* Given exercise: Leave out the pictures, then reproduce the rest of the material exactly.

* Listed entries:

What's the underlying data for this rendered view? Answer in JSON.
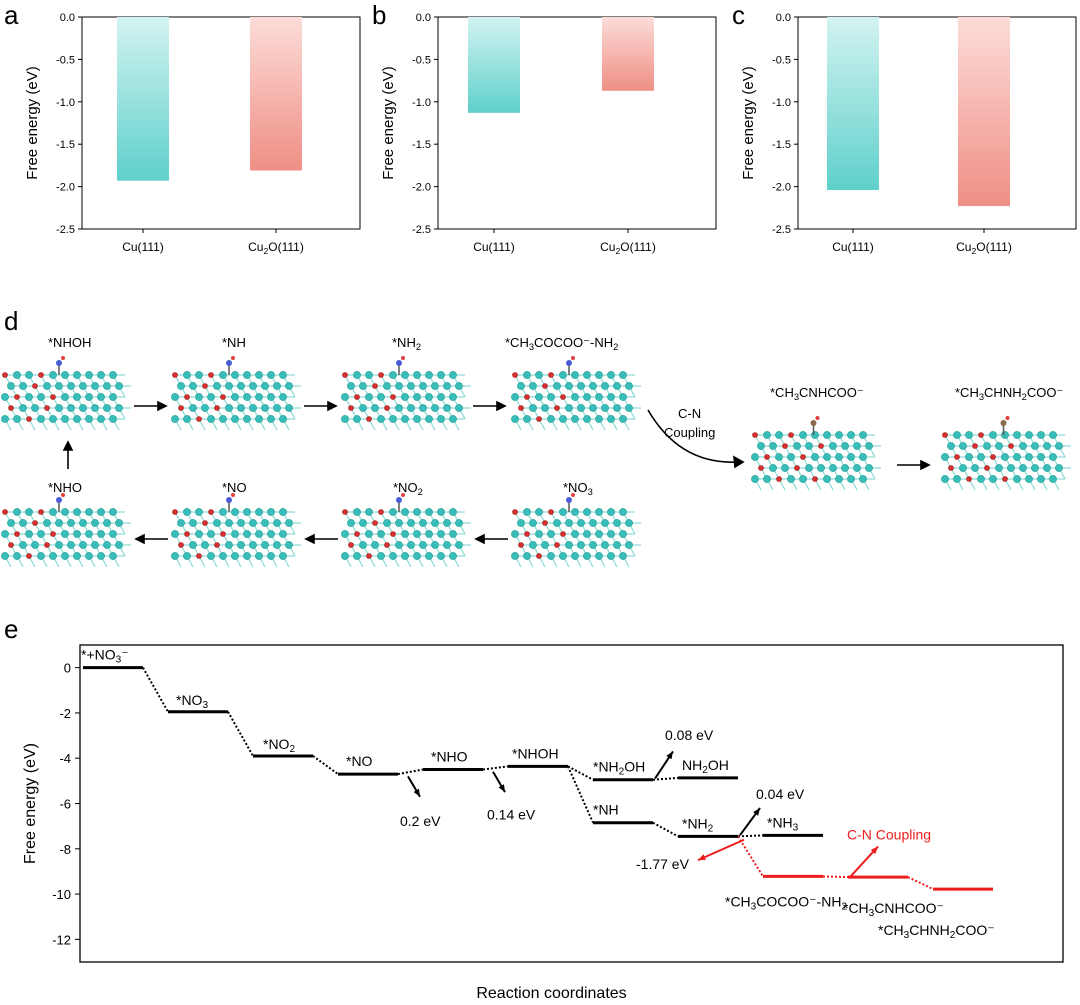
{
  "chart_data": [
    {
      "panel": "a",
      "type": "bar",
      "ylabel": "Free energy (eV)",
      "ylim": [
        -2.5,
        0.0
      ],
      "yticks": [
        "0.0",
        "-0.5",
        "-1.0",
        "-1.5",
        "-2.0",
        "-2.5"
      ],
      "categories": [
        "Cu(111)",
        "Cu2O(111)"
      ],
      "values": [
        -1.93,
        -1.81
      ]
    },
    {
      "panel": "b",
      "type": "bar",
      "ylabel": "Free energy (eV)",
      "ylim": [
        -2.5,
        0.0
      ],
      "yticks": [
        "0.0",
        "-0.5",
        "-1.0",
        "-1.5",
        "-2.0",
        "-2.5"
      ],
      "categories": [
        "Cu(111)",
        "Cu2O(111)"
      ],
      "values": [
        -1.13,
        -0.87
      ]
    },
    {
      "panel": "c",
      "type": "bar",
      "ylabel": "Free energy (eV)",
      "ylim": [
        -2.5,
        0.0
      ],
      "yticks": [
        "0.0",
        "-0.5",
        "-1.0",
        "-1.5",
        "-2.0",
        "-2.5"
      ],
      "categories": [
        "Cu(111)",
        "Cu2O(111)"
      ],
      "values": [
        -2.04,
        -2.23
      ]
    },
    {
      "panel": "e",
      "type": "line",
      "title": "",
      "xlabel": "Reaction coordinates",
      "ylabel": "Free energy (eV)",
      "ylim": [
        -13,
        1
      ],
      "yticks": [
        "0",
        "-2",
        "-4",
        "-6",
        "-8",
        "-10",
        "-12"
      ],
      "levels": [
        {
          "label": "*+NO3⁻",
          "x": 1,
          "y": 0.0,
          "color": "black"
        },
        {
          "label": "*NO3",
          "x": 2,
          "y": -1.95,
          "color": "black"
        },
        {
          "label": "*NO2",
          "x": 3,
          "y": -3.9,
          "color": "black"
        },
        {
          "label": "*NO",
          "x": 4,
          "y": -4.7,
          "color": "black"
        },
        {
          "label": "*NHO",
          "x": 5,
          "y": -4.5,
          "color": "black"
        },
        {
          "label": "*NHOH",
          "x": 6,
          "y": -4.36,
          "color": "black"
        },
        {
          "label": "*NH2OH",
          "x": 7,
          "y": -4.95,
          "color": "black"
        },
        {
          "label": "NH2OH",
          "x": 8,
          "y": -4.87,
          "color": "black"
        },
        {
          "label": "*NH",
          "x": 7,
          "y": -6.85,
          "color": "black"
        },
        {
          "label": "*NH2",
          "x": 8,
          "y": -7.45,
          "color": "black"
        },
        {
          "label": "*NH3",
          "x": 9,
          "y": -7.41,
          "color": "black"
        },
        {
          "label": "*CH3COCOO⁻-NH2",
          "x": 9,
          "y": -9.22,
          "color": "red"
        },
        {
          "label": "*CH3CNHCOO⁻",
          "x": 10,
          "y": -9.25,
          "color": "red"
        },
        {
          "label": "*CH3CHNH2COO⁻",
          "x": 11,
          "y": -9.78,
          "color": "red"
        }
      ],
      "annotations": [
        "0.2 eV",
        "0.14 eV",
        "0.08 eV",
        "0.04 eV",
        "-1.77 eV",
        "C-N Coupling"
      ]
    }
  ],
  "panel_letters": {
    "a": "a",
    "b": "b",
    "c": "c",
    "d": "d",
    "e": "e"
  },
  "scheme_d": {
    "top_labels": [
      "*NHOH",
      "*NH",
      "*NH2",
      "*CH3COCOO⁻-NH2"
    ],
    "bottom_labels": [
      "*NHO",
      "*NO",
      "*NO2",
      "*NO3"
    ],
    "right_labels": [
      "*CH3CNHCOO⁻",
      "*CH3CHNH2COO⁻"
    ],
    "arrow_label_line1": "C-N",
    "arrow_label_line2": "Coupling"
  },
  "colors": {
    "teal": "#5fd0cb",
    "teal_light": "#cdf2f0",
    "salmon": "#f0938a",
    "salmon_light": "#fbd7d3",
    "red": "#ee1c1c"
  }
}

* Result below:
What's the underlying data for this rendered view? Answer in JSON.
{
  "chart_data": [
    {
      "panel": "a",
      "type": "bar",
      "ylabel": "Free energy (eV)",
      "ylim": [
        -2.5,
        0.0
      ],
      "yticks": [
        "0.0",
        "-0.5",
        "-1.0",
        "-1.5",
        "-2.0",
        "-2.5"
      ],
      "categories": [
        "Cu(111)",
        "Cu2O(111)"
      ],
      "values": [
        -1.93,
        -1.81
      ]
    },
    {
      "panel": "b",
      "type": "bar",
      "ylabel": "Free energy (eV)",
      "ylim": [
        -2.5,
        0.0
      ],
      "yticks": [
        "0.0",
        "-0.5",
        "-1.0",
        "-1.5",
        "-2.0",
        "-2.5"
      ],
      "categories": [
        "Cu(111)",
        "Cu2O(111)"
      ],
      "values": [
        -1.13,
        -0.87
      ]
    },
    {
      "panel": "c",
      "type": "bar",
      "ylabel": "Free energy (eV)",
      "ylim": [
        -2.5,
        0.0
      ],
      "yticks": [
        "0.0",
        "-0.5",
        "-1.0",
        "-1.5",
        "-2.0",
        "-2.5"
      ],
      "categories": [
        "Cu(111)",
        "Cu2O(111)"
      ],
      "values": [
        -2.04,
        -2.23
      ]
    },
    {
      "panel": "e",
      "type": "line",
      "title": "",
      "xlabel": "Reaction coordinates",
      "ylabel": "Free energy (eV)",
      "ylim": [
        -13,
        1
      ],
      "yticks": [
        "0",
        "-2",
        "-4",
        "-6",
        "-8",
        "-10",
        "-12"
      ],
      "levels": [
        {
          "label": "*+NO3⁻",
          "x": 1,
          "y": 0.0,
          "color": "black"
        },
        {
          "label": "*NO3",
          "x": 2,
          "y": -1.95,
          "color": "black"
        },
        {
          "label": "*NO2",
          "x": 3,
          "y": -3.9,
          "color": "black"
        },
        {
          "label": "*NO",
          "x": 4,
          "y": -4.7,
          "color": "black"
        },
        {
          "label": "*NHO",
          "x": 5,
          "y": -4.5,
          "color": "black"
        },
        {
          "label": "*NHOH",
          "x": 6,
          "y": -4.36,
          "color": "black"
        },
        {
          "label": "*NH2OH",
          "x": 7,
          "y": -4.95,
          "color": "black"
        },
        {
          "label": "NH2OH",
          "x": 8,
          "y": -4.87,
          "color": "black"
        },
        {
          "label": "*NH",
          "x": 7,
          "y": -6.85,
          "color": "black"
        },
        {
          "label": "*NH2",
          "x": 8,
          "y": -7.45,
          "color": "black"
        },
        {
          "label": "*NH3",
          "x": 9,
          "y": -7.41,
          "color": "black"
        },
        {
          "label": "*CH3COCOO⁻-NH2",
          "x": 9,
          "y": -9.22,
          "color": "red"
        },
        {
          "label": "*CH3CNHCOO⁻",
          "x": 10,
          "y": -9.25,
          "color": "red"
        },
        {
          "label": "*CH3CHNH2COO⁻",
          "x": 11,
          "y": -9.78,
          "color": "red"
        }
      ],
      "annotations": [
        "0.2 eV",
        "0.14 eV",
        "0.08 eV",
        "0.04 eV",
        "-1.77 eV",
        "C-N Coupling"
      ]
    }
  ],
  "panel_letters": {
    "a": "a",
    "b": "b",
    "c": "c",
    "d": "d",
    "e": "e"
  },
  "scheme_d": {
    "top_labels": [
      "*NHOH",
      "*NH",
      "*NH2",
      "*CH3COCOO⁻-NH2"
    ],
    "bottom_labels": [
      "*NHO",
      "*NO",
      "*NO2",
      "*NO3"
    ],
    "right_labels": [
      "*CH3CNHCOO⁻",
      "*CH3CHNH2COO⁻"
    ],
    "arrow_label_line1": "C-N",
    "arrow_label_line2": "Coupling"
  },
  "colors": {
    "teal": "#5fd0cb",
    "teal_light": "#cdf2f0",
    "salmon": "#f0938a",
    "salmon_light": "#fbd7d3",
    "red": "#ee1c1c"
  }
}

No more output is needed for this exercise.